## Required task
Single out the lines of the material that contain "system" and copy them.

Collected data

>> BEGIN

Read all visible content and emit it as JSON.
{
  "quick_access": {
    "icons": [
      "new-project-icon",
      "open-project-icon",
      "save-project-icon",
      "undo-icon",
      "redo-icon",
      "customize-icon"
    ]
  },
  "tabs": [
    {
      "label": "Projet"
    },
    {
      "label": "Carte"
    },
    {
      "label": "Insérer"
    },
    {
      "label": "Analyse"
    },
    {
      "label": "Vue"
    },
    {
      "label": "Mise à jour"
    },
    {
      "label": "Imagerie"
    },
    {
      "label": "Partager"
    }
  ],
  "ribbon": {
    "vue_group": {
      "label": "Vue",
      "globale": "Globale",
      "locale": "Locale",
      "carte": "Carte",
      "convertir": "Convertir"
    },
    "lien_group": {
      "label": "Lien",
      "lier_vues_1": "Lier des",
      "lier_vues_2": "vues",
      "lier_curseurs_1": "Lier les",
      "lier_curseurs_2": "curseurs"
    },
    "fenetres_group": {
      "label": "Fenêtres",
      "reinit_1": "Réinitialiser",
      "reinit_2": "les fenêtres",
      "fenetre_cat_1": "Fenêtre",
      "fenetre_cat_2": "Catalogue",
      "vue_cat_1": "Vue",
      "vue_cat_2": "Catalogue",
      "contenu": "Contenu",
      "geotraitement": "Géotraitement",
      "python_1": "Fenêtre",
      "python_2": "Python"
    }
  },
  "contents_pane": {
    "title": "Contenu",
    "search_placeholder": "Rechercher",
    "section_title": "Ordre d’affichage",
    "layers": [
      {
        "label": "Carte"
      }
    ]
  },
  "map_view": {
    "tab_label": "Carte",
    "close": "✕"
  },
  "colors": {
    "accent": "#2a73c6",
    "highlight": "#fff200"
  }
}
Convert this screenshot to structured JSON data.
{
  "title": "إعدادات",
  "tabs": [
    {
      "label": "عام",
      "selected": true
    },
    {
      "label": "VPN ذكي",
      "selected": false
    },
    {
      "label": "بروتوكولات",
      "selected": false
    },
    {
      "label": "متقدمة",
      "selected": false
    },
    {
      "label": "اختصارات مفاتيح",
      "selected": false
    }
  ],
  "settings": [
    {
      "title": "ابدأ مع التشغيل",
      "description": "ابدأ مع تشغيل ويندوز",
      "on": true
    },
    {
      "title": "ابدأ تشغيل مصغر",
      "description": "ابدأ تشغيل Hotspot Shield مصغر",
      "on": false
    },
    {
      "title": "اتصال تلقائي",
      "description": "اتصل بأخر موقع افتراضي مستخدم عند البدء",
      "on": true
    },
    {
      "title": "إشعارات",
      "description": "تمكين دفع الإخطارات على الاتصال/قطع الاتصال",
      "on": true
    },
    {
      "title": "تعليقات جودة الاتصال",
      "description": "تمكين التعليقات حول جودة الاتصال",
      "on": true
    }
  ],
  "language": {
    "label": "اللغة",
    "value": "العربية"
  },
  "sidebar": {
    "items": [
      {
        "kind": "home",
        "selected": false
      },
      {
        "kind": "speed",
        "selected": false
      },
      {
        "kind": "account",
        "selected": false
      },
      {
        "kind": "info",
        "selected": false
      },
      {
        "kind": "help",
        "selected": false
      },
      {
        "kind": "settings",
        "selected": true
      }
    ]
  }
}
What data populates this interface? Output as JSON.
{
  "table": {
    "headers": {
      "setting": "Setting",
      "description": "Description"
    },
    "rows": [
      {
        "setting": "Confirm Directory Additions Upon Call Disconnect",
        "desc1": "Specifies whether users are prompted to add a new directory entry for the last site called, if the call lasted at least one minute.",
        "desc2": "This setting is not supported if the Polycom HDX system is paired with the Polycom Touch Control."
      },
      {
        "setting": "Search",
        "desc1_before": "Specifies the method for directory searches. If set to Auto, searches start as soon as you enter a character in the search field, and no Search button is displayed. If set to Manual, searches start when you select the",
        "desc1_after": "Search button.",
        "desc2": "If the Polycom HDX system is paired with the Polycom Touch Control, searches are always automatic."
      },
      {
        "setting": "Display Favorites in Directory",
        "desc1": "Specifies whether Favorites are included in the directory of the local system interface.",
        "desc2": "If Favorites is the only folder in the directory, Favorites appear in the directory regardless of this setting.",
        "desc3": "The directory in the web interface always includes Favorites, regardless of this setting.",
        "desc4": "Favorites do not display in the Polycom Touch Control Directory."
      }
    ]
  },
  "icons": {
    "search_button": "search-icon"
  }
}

>> END

## Full solution
        "desc2": "This setting is not supported if the Polycom HDX system is paired with the Polycom Touch Control."
        "desc2": "If the Polycom HDX system is paired with the Polycom Touch Control, searches are always automatic."
        "desc1": "Specifies whether Favorites are included in the directory of the local system interface.",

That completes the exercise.